◆ Prompt:
Every entry needs to be printed exactly, please.

◆ Items:

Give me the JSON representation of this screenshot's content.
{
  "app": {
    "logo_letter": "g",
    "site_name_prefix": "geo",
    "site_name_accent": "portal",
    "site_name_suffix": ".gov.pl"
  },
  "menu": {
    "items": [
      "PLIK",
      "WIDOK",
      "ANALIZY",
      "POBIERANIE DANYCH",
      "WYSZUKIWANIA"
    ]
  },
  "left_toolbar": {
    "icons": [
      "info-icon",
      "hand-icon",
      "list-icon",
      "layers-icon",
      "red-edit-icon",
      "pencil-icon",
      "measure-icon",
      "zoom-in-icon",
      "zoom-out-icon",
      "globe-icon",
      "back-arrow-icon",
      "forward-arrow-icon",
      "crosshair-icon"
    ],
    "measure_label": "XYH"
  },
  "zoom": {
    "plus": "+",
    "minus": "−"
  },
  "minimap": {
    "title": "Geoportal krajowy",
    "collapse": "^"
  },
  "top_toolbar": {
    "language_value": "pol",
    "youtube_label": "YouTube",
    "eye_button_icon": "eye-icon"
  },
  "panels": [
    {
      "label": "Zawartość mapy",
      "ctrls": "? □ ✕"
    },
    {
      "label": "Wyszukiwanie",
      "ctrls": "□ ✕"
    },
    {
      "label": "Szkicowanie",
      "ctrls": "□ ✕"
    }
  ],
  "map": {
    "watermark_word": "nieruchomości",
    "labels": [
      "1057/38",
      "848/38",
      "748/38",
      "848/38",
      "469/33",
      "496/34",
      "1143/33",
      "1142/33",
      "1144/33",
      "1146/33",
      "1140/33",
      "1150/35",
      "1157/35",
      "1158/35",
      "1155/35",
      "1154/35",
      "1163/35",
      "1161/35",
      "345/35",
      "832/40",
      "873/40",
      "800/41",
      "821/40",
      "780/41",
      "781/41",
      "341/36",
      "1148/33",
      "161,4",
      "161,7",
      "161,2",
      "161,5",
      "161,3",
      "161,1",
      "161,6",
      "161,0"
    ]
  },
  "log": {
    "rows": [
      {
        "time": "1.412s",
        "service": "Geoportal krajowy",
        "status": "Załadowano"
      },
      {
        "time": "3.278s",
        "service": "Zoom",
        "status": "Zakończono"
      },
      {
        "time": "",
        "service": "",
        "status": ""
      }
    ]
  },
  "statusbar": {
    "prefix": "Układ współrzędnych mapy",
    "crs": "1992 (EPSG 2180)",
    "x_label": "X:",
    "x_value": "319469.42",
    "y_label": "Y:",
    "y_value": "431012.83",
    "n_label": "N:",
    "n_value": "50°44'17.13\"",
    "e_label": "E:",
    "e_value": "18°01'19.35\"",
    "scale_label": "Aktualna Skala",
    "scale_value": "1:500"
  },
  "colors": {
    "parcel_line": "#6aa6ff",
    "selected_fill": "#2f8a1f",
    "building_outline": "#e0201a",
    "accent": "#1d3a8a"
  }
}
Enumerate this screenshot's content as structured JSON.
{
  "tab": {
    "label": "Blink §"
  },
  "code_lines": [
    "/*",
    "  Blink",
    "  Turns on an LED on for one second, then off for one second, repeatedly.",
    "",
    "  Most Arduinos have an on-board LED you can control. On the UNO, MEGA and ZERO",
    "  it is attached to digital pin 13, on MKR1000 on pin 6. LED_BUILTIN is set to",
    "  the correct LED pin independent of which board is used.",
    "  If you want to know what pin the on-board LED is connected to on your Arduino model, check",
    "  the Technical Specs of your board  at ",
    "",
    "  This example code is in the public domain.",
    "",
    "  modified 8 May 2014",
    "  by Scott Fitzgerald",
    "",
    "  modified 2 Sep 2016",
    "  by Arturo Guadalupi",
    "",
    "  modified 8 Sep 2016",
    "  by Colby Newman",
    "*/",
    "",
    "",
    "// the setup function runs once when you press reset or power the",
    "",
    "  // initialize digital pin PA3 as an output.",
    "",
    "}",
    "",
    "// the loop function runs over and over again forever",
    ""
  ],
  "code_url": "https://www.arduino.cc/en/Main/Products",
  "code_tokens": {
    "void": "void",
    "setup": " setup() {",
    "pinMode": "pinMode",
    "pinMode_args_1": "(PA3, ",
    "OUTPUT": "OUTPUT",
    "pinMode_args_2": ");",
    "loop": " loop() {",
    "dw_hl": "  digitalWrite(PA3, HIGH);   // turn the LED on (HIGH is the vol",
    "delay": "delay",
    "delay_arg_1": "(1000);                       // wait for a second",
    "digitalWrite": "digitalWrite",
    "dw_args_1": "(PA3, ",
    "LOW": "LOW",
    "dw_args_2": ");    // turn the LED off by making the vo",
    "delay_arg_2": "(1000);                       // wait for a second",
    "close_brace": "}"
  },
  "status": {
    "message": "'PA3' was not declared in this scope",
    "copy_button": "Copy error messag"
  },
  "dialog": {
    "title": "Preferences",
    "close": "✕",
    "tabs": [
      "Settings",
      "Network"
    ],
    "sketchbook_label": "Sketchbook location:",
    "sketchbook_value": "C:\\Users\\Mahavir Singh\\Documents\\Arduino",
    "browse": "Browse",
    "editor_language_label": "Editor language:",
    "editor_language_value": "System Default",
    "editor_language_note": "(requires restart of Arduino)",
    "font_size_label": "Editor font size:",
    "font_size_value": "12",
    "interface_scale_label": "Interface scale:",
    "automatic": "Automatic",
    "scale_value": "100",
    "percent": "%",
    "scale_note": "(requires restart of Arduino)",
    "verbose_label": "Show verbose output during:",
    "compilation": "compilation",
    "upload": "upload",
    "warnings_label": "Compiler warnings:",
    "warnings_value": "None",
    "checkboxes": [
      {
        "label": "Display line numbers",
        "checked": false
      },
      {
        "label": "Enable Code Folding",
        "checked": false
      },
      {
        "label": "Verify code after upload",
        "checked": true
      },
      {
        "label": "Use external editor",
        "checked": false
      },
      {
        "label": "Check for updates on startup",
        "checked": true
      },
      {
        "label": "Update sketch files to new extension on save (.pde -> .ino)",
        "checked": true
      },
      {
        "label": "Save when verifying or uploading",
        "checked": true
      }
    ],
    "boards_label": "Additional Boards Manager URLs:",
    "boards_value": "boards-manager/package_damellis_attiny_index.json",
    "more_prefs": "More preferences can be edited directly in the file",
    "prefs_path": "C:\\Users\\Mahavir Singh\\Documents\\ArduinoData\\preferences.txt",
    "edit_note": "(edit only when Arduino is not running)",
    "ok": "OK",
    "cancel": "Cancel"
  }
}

◆ Reply:
Give me the JSON representation of this screenshot's content.
{
  "app": {
    "logo_letter": "g",
    "site_name_prefix": "geo",
    "site_name_accent": "portal",
    "site_name_suffix": ".gov.pl"
  },
  "menu": {
    "items": [
      "PLIK",
      "WIDOK",
      "ANALIZY",
      "POBIERANIE DANYCH",
      "WYSZUKIWANIA"
    ]
  },
  "left_toolbar": {
    "icons": [
      "info-icon",
      "hand-icon",
      "list-icon",
      "layers-icon",
      "red-edit-icon",
      "pencil-icon",
      "measure-icon",
      "zoom-in-icon",
      "zoom-out-icon",
      "globe-icon",
      "back-arrow-icon",
      "forward-arrow-icon",
      "crosshair-icon"
    ],
    "measure_label": "XYH"
  },
  "zoom": {
    "plus": "+",
    "minus": "−"
  },
  "minimap": {
    "title": "Geoportal krajowy",
    "collapse": "^"
  },
  "top_toolbar": {
    "language_value": "pol",
    "youtube_label": "YouTube",
    "eye_button_icon": "eye-icon"
  },
  "panels": [
    {
      "label": "Zawartość mapy",
      "ctrls": "? □ ✕"
    },
    {
      "label": "Wyszukiwanie",
      "ctrls": "□ ✕"
    },
    {
      "label": "Szkicowanie",
      "ctrls": "□ ✕"
    }
  ],
  "map": {
    "watermark_word": "nieruchomości",
    "labels": [
      "1057/38",
      "848/38",
      "748/38",
      "848/38",
      "469/33",
      "496/34",
      "1143/33",
      "1142/33",
      "1144/33",
      "1146/33",
      "1140/33",
      "1150/35",
      "1157/35",
      "1158/35",
      "1155/35",
      "1154/35",
      "1163/35",
      "1161/35",
      "345/35",
      "832/40",
      "873/40",
      "800/41",
      "821/40",
      "780/41",
      "781/41",
      "341/36",
      "1148/33",
      "161,4",
      "161,7",
      "161,2",
      "161,5",
      "161,3",
      "161,1",
      "161,6",
      "161,0"
    ]
  },
  "log": {
    "rows": [
      {
        "time": "1.412s",
        "service": "Geoportal krajowy",
        "status": "Załadowano"
      },
      {
        "time": "3.278s",
        "service": "Zoom",
        "status": "Zakończono"
      },
      {
        "time": "",
        "service": "",
        "status": ""
      }
    ]
  },
  "statusbar": {
    "prefix": "Układ współrzędnych mapy",
    "crs": "1992 (EPSG 2180)",
    "x_label": "X:",
    "x_value": "319469.42",
    "y_label": "Y:",
    "y_value": "431012.83",
    "n_label": "N:",
    "n_value": "50°44'17.13\"",
    "e_label": "E:",
    "e_value": "18°01'19.35\"",
    "scale_label": "Aktualna Skala",
    "scale_value": "1:500"
  },
  "colors": {
    "parcel_line": "#6aa6ff",
    "selected_fill": "#2f8a1f",
    "building_outline": "#e0201a",
    "accent": "#1d3a8a"
  }
}
Enumerate this screenshot's content as structured JSON.
{
  "tab": {
    "label": "Blink §"
  },
  "code_lines": [
    "/*",
    "  Blink",
    "  Turns on an LED on for one second, then off for one second, repeatedly.",
    "",
    "  Most Arduinos have an on-board LED you can control. On the UNO, MEGA and ZERO",
    "  it is attached to digital pin 13, on MKR1000 on pin 6. LED_BUILTIN is set to",
    "  the correct LED pin independent of which board is used.",
    "  If you want to know what pin the on-board LED is connected to on your Arduino model, check",
    "  the Technical Specs of your board  at ",
    "",
    "  This example code is in the public domain.",
    "",
    "  modified 8 May 2014",
    "  by Scott Fitzgerald",
    "",
    "  modified 2 Sep 2016",
    "  by Arturo Guadalupi",
    "",
    "  modified 8 Sep 2016",
    "  by Colby Newman",
    "*/",
    "",
    "",
    "// the setup function runs once when you press reset or power the",
    "",
    "  // initialize digital pin PA3 as an output.",
    "",
    "}",
    "",
    "// the loop function runs over and over again forever",
    ""
  ],
  "code_url": "https://www.arduino.cc/en/Main/Products",
  "code_tokens": {
    "void": "void",
    "setup": " setup() {",
    "pinMode": "pinMode",
    "pinMode_args_1": "(PA3, ",
    "OUTPUT": "OUTPUT",
    "pinMode_args_2": ");",
    "loop": " loop() {",
    "dw_hl": "  digitalWrite(PA3, HIGH);   // turn the LED on (HIGH is the vol",
    "delay": "delay",
    "delay_arg_1": "(1000);                       // wait for a second",
    "digitalWrite": "digitalWrite",
    "dw_args_1": "(PA3, ",
    "LOW": "LOW",
    "dw_args_2": ");    // turn the LED off by making the vo",
    "delay_arg_2": "(1000);                       // wait for a second",
    "close_brace": "}"
  },
  "status": {
    "message": "'PA3' was not declared in this scope",
    "copy_button": "Copy error messag"
  },
  "dialog": {
    "title": "Preferences",
    "close": "✕",
    "tabs": [
      "Settings",
      "Network"
    ],
    "sketchbook_label": "Sketchbook location:",
    "sketchbook_value": "C:\\Users\\Mahavir Singh\\Documents\\Arduino",
    "browse": "Browse",
    "editor_language_label": "Editor language:",
    "editor_language_value": "System Default",
    "editor_language_note": "(requires restart of Arduino)",
    "font_size_label": "Editor font size:",
    "font_size_value": "12",
    "interface_scale_label": "Interface scale:",
    "automatic": "Automatic",
    "scale_value": "100",
    "percent": "%",
    "scale_note": "(requires restart of Arduino)",
    "verbose_label": "Show verbose output during:",
    "compilation": "compilation",
    "upload": "upload",
    "warnings_label": "Compiler warnings:",
    "warnings_value": "None",
    "checkboxes": [
      {
        "label": "Display line numbers",
        "checked": false
      },
      {
        "label": "Enable Code Folding",
        "checked": false
      },
      {
        "label": "Verify code after upload",
        "checked": true
      },
      {
        "label": "Use external editor",
        "checked": false
      },
      {
        "label": "Check for updates on startup",
        "checked": true
      },
      {
        "label": "Update sketch files to new extension on save (.pde -> .ino)",
        "checked": true
      },
      {
        "label": "Save when verifying or uploading",
        "checked": true
      }
    ],
    "boards_label": "Additional Boards Manager URLs:",
    "boards_value": "boards-manager/package_damellis_attiny_index.json",
    "more_prefs": "More preferences can be edited directly in the file",
    "prefs_path": "C:\\Users\\Mahavir Singh\\Documents\\ArduinoData\\preferences.txt",
    "edit_note": "(edit only when Arduino is not running)",
    "ok": "OK",
    "cancel": "Cancel"
  }
}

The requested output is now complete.